-- BEGIN Supplied material --

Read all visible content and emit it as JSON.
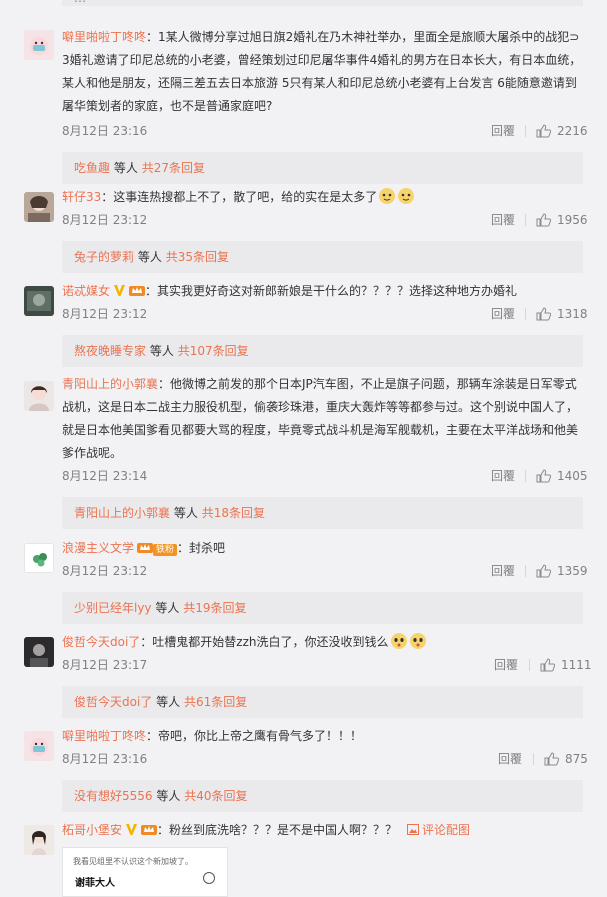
{
  "top_fragment": "…",
  "ui": {
    "reply_label": "回覆",
    "suffix_others": "等人",
    "view_pics": "评论配图"
  },
  "comments": [
    {
      "user": "噼里啪啦丁咚咚",
      "text": "：1某人微博分享过旭日旗2婚礼在乃木神社举办，里面全是旅顺大屠杀中的战犯⊃3婚礼邀请了印尼总统的小老婆，曾经策划过印尼屠华事件4婚礼的男方在日本长大，有日本血统，某人和他是朋友，还隔三差五去日本旅游 5只有某人和印尼总统小老婆有上台发言 6能随意邀请到屠华策划者的家庭，也不是普通家庭吧?",
      "time": "8月12日 23:16",
      "likes": "2216",
      "reply_user": "吃鱼趣",
      "reply_count": "共27条回复"
    },
    {
      "user": "轩仔33",
      "text": "：这事连热搜都上不了，散了吧，给的实在是太多了",
      "time": "8月12日 23:12",
      "likes": "1956",
      "reply_user": "兔子的萝莉",
      "reply_count": "共35条回复"
    },
    {
      "user": "诺忒媒女",
      "text": "：其实我更好奇这对新郎新娘是干什么的？？？？选择这种地方办婚礼",
      "time": "8月12日 23:12",
      "likes": "1318",
      "reply_user": "熬夜晚睡专家",
      "reply_count": "共107条回复"
    },
    {
      "user": "青阳山上的小郭襄",
      "text": "：他微博之前发的那个日本JP汽车图，不止是旗子问题，那辆车涂装是日军零式战机，这是日本二战主力服役机型，偷袭珍珠港，重庆大轰炸等等都参与过。这个别说中国人了，就是日本他美国爹看见都要大骂的程度，毕竟零式战斗机是海军舰载机，主要在太平洋战场和他美爹作战呢。",
      "time": "8月12日 23:14",
      "likes": "1405",
      "reply_user": "青阳山上的小郭襄",
      "reply_count": "共18条回复"
    },
    {
      "user": "浪漫主义文学",
      "tag": "铁粉",
      "text": "：封杀吧",
      "time": "8月12日 23:12",
      "likes": "1359",
      "reply_user": "少别已经年lyy",
      "reply_count": "共19条回复"
    },
    {
      "user": "俊哲今天doi了",
      "text": "：吐槽鬼都开始替zzh洗白了，你还没收到钱么",
      "time": "8月12日 23:17",
      "likes": "1111",
      "reply_user": "俊哲今天doi了",
      "reply_count": "共61条回复"
    },
    {
      "user": "噼里啪啦丁咚咚",
      "text": "：帝吧，你比上帝之鹰有骨气多了！！！",
      "time": "8月12日 23:16",
      "likes": "875",
      "reply_user": "没有想好5556",
      "reply_count": "共40条回复"
    },
    {
      "user": "柘哥小堡安",
      "text": "：粉丝到底洗啥？？？是不是中国人啊？？？"
    }
  ],
  "thumbnail": {
    "line1": "我看见组里不认识这个新加坡了。",
    "line2": "谢菲大人"
  }
}
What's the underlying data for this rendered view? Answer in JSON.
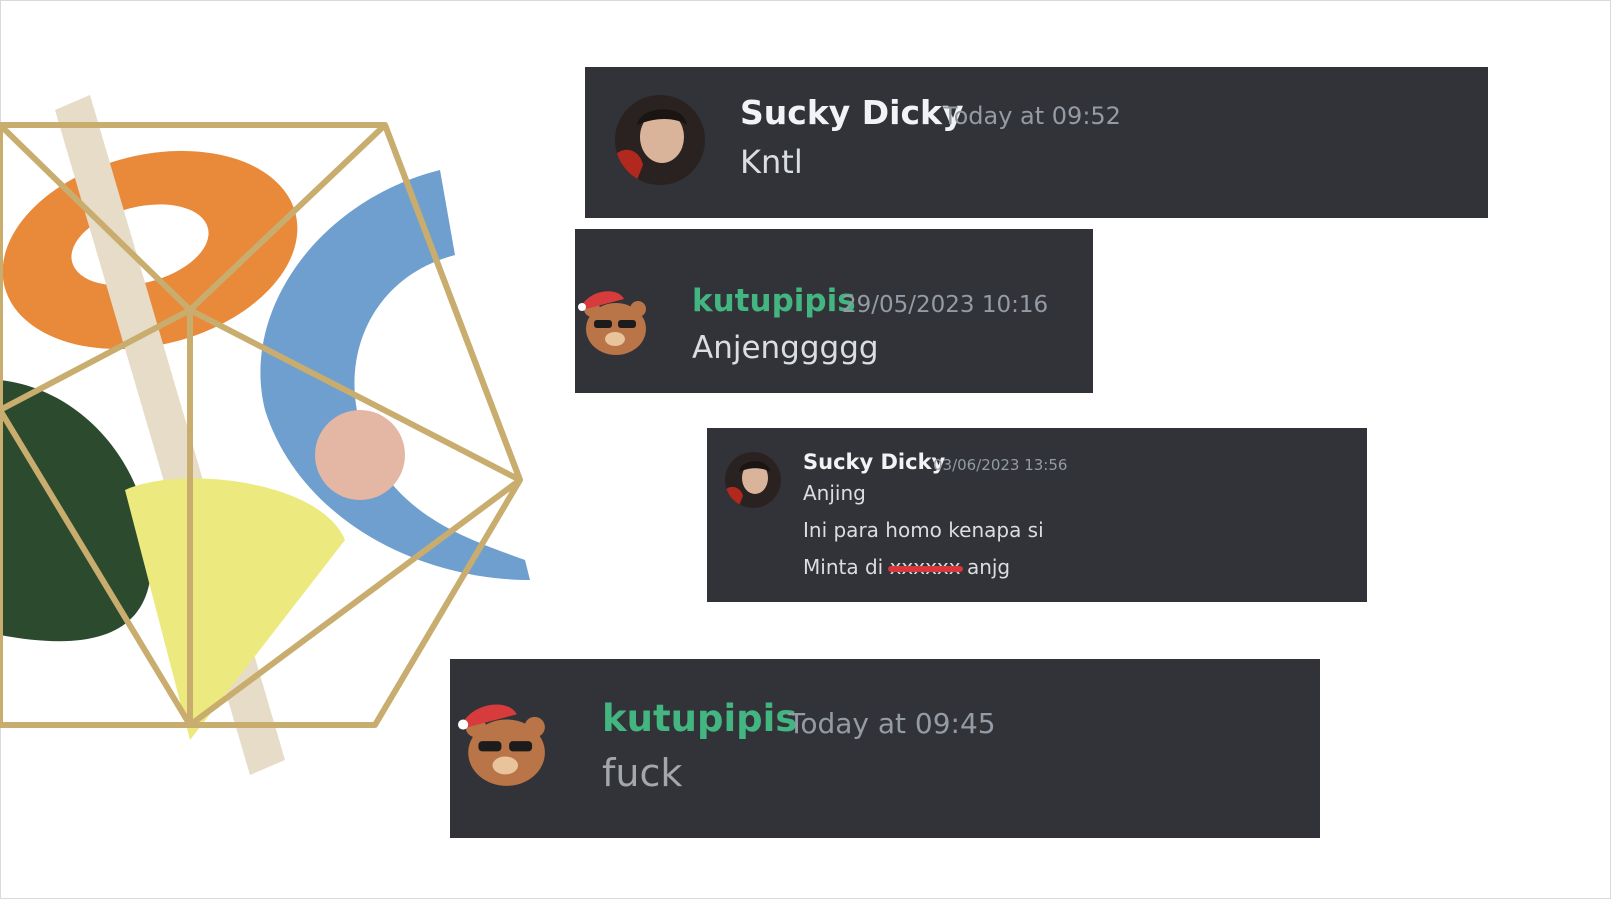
{
  "colors": {
    "card_bg": "#313338",
    "name_white": "#f2f3f5",
    "name_green": "#43b581",
    "timestamp": "#949ba4",
    "text": "#dbdee1"
  },
  "decoration": {
    "icon": "abstract-3d-shapes-illustration"
  },
  "messages": [
    {
      "avatar": "profile-photo-avatar",
      "username": "Sucky Dicky",
      "timestamp": "Today at 09:52",
      "lines": [
        "Kntl"
      ]
    },
    {
      "avatar": "bear-with-santa-hat-avatar",
      "username": "kutupipis",
      "timestamp": "29/05/2023 10:16",
      "lines": [
        "Anjenggggg"
      ]
    },
    {
      "avatar": "profile-photo-avatar",
      "username": "Sucky Dicky",
      "timestamp": "03/06/2023 13:56",
      "lines": [
        "Anjing",
        "Ini para homo kenapa si"
      ],
      "line3_prefix": "Minta di",
      "line3_suffix": "anjg"
    },
    {
      "avatar": "bear-with-santa-hat-avatar",
      "username": "kutupipis",
      "timestamp": "Today at 09:45",
      "lines": [
        "fuck"
      ]
    }
  ]
}
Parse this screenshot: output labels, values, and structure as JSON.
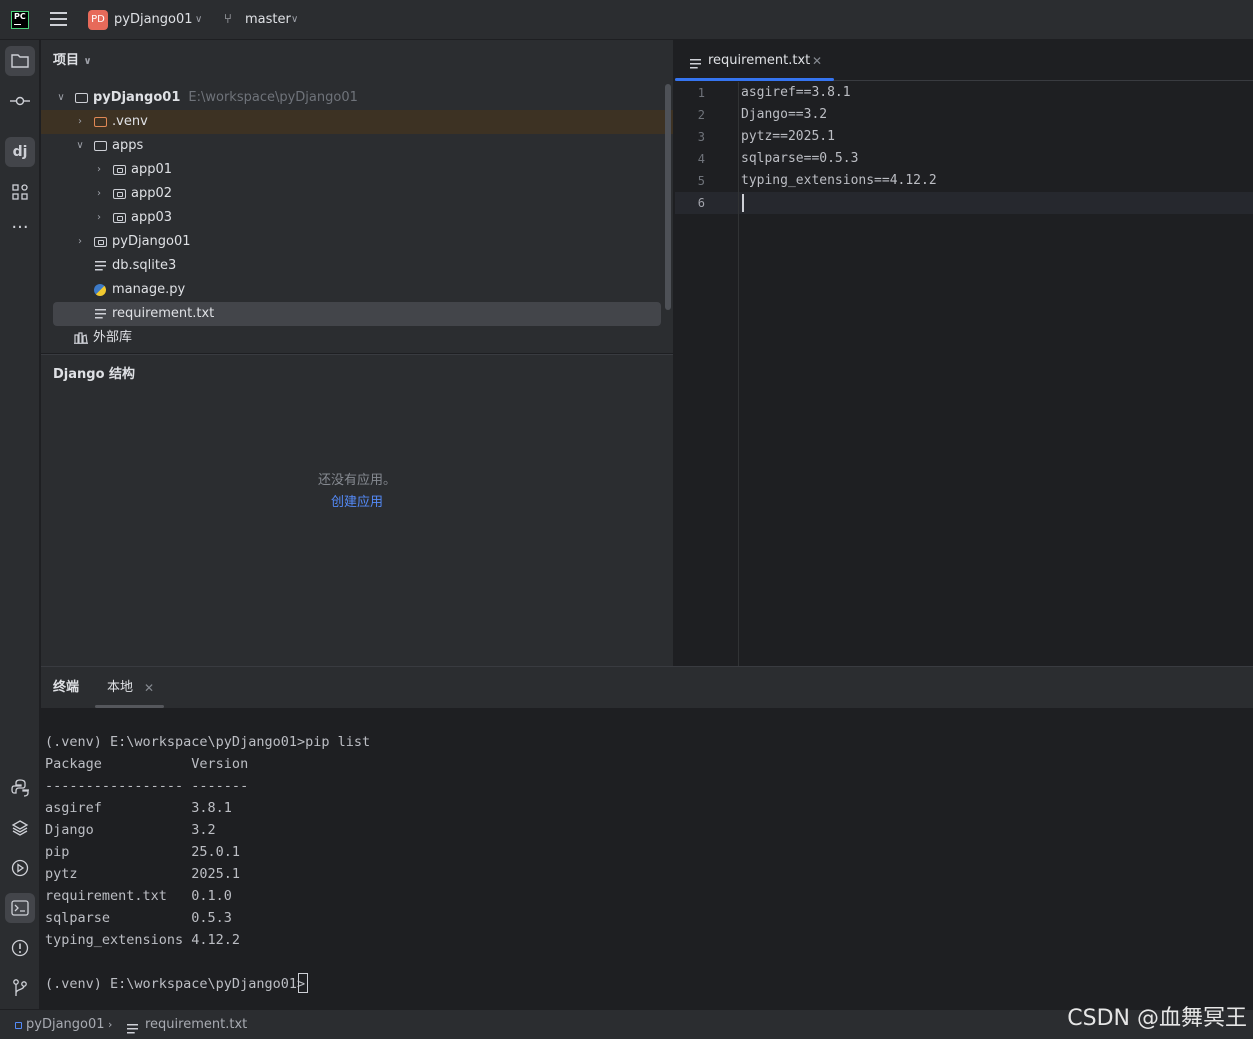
{
  "titlebar": {
    "project_badge": "PD",
    "project_name": "pyDjango01",
    "branch": "master"
  },
  "project_panel": {
    "header": "项目",
    "root": {
      "name": "pyDjango01",
      "path": "E:\\workspace\\pyDjango01"
    },
    "items": [
      {
        "label": ".venv"
      },
      {
        "label": "apps"
      },
      {
        "label": "app01"
      },
      {
        "label": "app02"
      },
      {
        "label": "app03"
      },
      {
        "label": "pyDjango01"
      },
      {
        "label": "db.sqlite3"
      },
      {
        "label": "manage.py"
      },
      {
        "label": "requirement.txt"
      },
      {
        "label": "外部库"
      }
    ]
  },
  "django_panel": {
    "header": "Django 结构",
    "empty_text": "还没有应用。",
    "create_link": "创建应用"
  },
  "editor": {
    "tab_label": "requirement.txt",
    "line_numbers": [
      "1",
      "2",
      "3",
      "4",
      "5",
      "6"
    ],
    "lines": [
      "asgiref==3.8.1",
      "Django==3.2",
      "pytz==2025.1",
      "sqlparse==0.5.3",
      "typing_extensions==4.12.2",
      ""
    ]
  },
  "terminal": {
    "tab_title": "终端",
    "tab_local": "本地",
    "lines": [
      "(.venv) E:\\workspace\\pyDjango01>pip list",
      "Package           Version",
      "----------------- -------",
      "asgiref           3.8.1",
      "Django            3.2",
      "pip               25.0.1",
      "pytz              2025.1",
      "requirement.txt   0.1.0",
      "sqlparse          0.5.3",
      "typing_extensions 4.12.2",
      "",
      "(.venv) E:\\workspace\\pyDjango01>"
    ]
  },
  "statusbar": {
    "project": "pyDjango01",
    "file": "requirement.txt"
  },
  "watermark": "CSDN @血舞冥王"
}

-- END Supplied material --

Stated problem
Repeat all of the data above word for word, minus the pictures.

Answer below
Read all visible content and emit it as JSON.
{
  "top_fragment": "…",
  "ui": {
    "reply_label": "回覆",
    "suffix_others": "等人",
    "view_pics": "评论配图"
  },
  "comments": [
    {
      "user": "噼里啪啦丁咚咚",
      "text": "：1某人微博分享过旭日旗2婚礼在乃木神社举办，里面全是旅顺大屠杀中的战犯⊃3婚礼邀请了印尼总统的小老婆，曾经策划过印尼屠华事件4婚礼的男方在日本长大，有日本血统，某人和他是朋友，还隔三差五去日本旅游 5只有某人和印尼总统小老婆有上台发言 6能随意邀请到屠华策划者的家庭，也不是普通家庭吧?",
      "time": "8月12日 23:16",
      "likes": "2216",
      "reply_user": "吃鱼趣",
      "reply_count": "共27条回复"
    },
    {
      "user": "轩仔33",
      "text": "：这事连热搜都上不了，散了吧，给的实在是太多了",
      "time": "8月12日 23:12",
      "likes": "1956",
      "reply_user": "兔子的萝莉",
      "reply_count": "共35条回复"
    },
    {
      "user": "诺忒媒女",
      "text": "：其实我更好奇这对新郎新娘是干什么的？？？？选择这种地方办婚礼",
      "time": "8月12日 23:12",
      "likes": "1318",
      "reply_user": "熬夜晚睡专家",
      "reply_count": "共107条回复"
    },
    {
      "user": "青阳山上的小郭襄",
      "text": "：他微博之前发的那个日本JP汽车图，不止是旗子问题，那辆车涂装是日军零式战机，这是日本二战主力服役机型，偷袭珍珠港，重庆大轰炸等等都参与过。这个别说中国人了，就是日本他美国爹看见都要大骂的程度，毕竟零式战斗机是海军舰载机，主要在太平洋战场和他美爹作战呢。",
      "time": "8月12日 23:14",
      "likes": "1405",
      "reply_user": "青阳山上的小郭襄",
      "reply_count": "共18条回复"
    },
    {
      "user": "浪漫主义文学",
      "tag": "铁粉",
      "text": "：封杀吧",
      "time": "8月12日 23:12",
      "likes": "1359",
      "reply_user": "少别已经年lyy",
      "reply_count": "共19条回复"
    },
    {
      "user": "俊哲今天doi了",
      "text": "：吐槽鬼都开始替zzh洗白了，你还没收到钱么",
      "time": "8月12日 23:17",
      "likes": "1111",
      "reply_user": "俊哲今天doi了",
      "reply_count": "共61条回复"
    },
    {
      "user": "噼里啪啦丁咚咚",
      "text": "：帝吧，你比上帝之鹰有骨气多了！！！",
      "time": "8月12日 23:16",
      "likes": "875",
      "reply_user": "没有想好5556",
      "reply_count": "共40条回复"
    },
    {
      "user": "柘哥小堡安",
      "text": "：粉丝到底洗啥？？？是不是中国人啊？？？"
    }
  ],
  "thumbnail": {
    "line1": "我看见组里不认识这个新加坡了。",
    "line2": "谢菲大人"
  }
}
What's the underlying data for this rendered view? Answer in JSON.
{
  "colors": {
    "card_bg": "#313338",
    "name_white": "#f2f3f5",
    "name_green": "#43b581",
    "timestamp": "#949ba4",
    "text": "#dbdee1"
  },
  "decoration": {
    "icon": "abstract-3d-shapes-illustration"
  },
  "messages": [
    {
      "avatar": "profile-photo-avatar",
      "username": "Sucky Dicky",
      "timestamp": "Today at 09:52",
      "lines": [
        "Kntl"
      ]
    },
    {
      "avatar": "bear-with-santa-hat-avatar",
      "username": "kutupipis",
      "timestamp": "29/05/2023 10:16",
      "lines": [
        "Anjenggggg"
      ]
    },
    {
      "avatar": "profile-photo-avatar",
      "username": "Sucky Dicky",
      "timestamp": "03/06/2023 13:56",
      "lines": [
        "Anjing",
        "Ini para homo kenapa si"
      ],
      "line3_prefix": "Minta di",
      "line3_suffix": "anjg"
    },
    {
      "avatar": "bear-with-santa-hat-avatar",
      "username": "kutupipis",
      "timestamp": "Today at 09:45",
      "lines": [
        "fuck"
      ]
    }
  ]
}
Parse this screenshot: output labels, values, and structure as JSON.
{
  "titlebar": {
    "project_badge": "PD",
    "project_name": "pyDjango01",
    "branch": "master"
  },
  "project_panel": {
    "header": "项目",
    "root": {
      "name": "pyDjango01",
      "path": "E:\\workspace\\pyDjango01"
    },
    "items": [
      {
        "label": ".venv"
      },
      {
        "label": "apps"
      },
      {
        "label": "app01"
      },
      {
        "label": "app02"
      },
      {
        "label": "app03"
      },
      {
        "label": "pyDjango01"
      },
      {
        "label": "db.sqlite3"
      },
      {
        "label": "manage.py"
      },
      {
        "label": "requirement.txt"
      },
      {
        "label": "外部库"
      }
    ]
  },
  "django_panel": {
    "header": "Django 结构",
    "empty_text": "还没有应用。",
    "create_link": "创建应用"
  },
  "editor": {
    "tab_label": "requirement.txt",
    "line_numbers": [
      "1",
      "2",
      "3",
      "4",
      "5",
      "6"
    ],
    "lines": [
      "asgiref==3.8.1",
      "Django==3.2",
      "pytz==2025.1",
      "sqlparse==0.5.3",
      "typing_extensions==4.12.2",
      ""
    ]
  },
  "terminal": {
    "tab_title": "终端",
    "tab_local": "本地",
    "lines": [
      "(.venv) E:\\workspace\\pyDjango01>pip list",
      "Package           Version",
      "----------------- -------",
      "asgiref           3.8.1",
      "Django            3.2",
      "pip               25.0.1",
      "pytz              2025.1",
      "requirement.txt   0.1.0",
      "sqlparse          0.5.3",
      "typing_extensions 4.12.2",
      "",
      "(.venv) E:\\workspace\\pyDjango01>"
    ]
  },
  "statusbar": {
    "project": "pyDjango01",
    "file": "requirement.txt"
  },
  "watermark": "CSDN @血舞冥王"
}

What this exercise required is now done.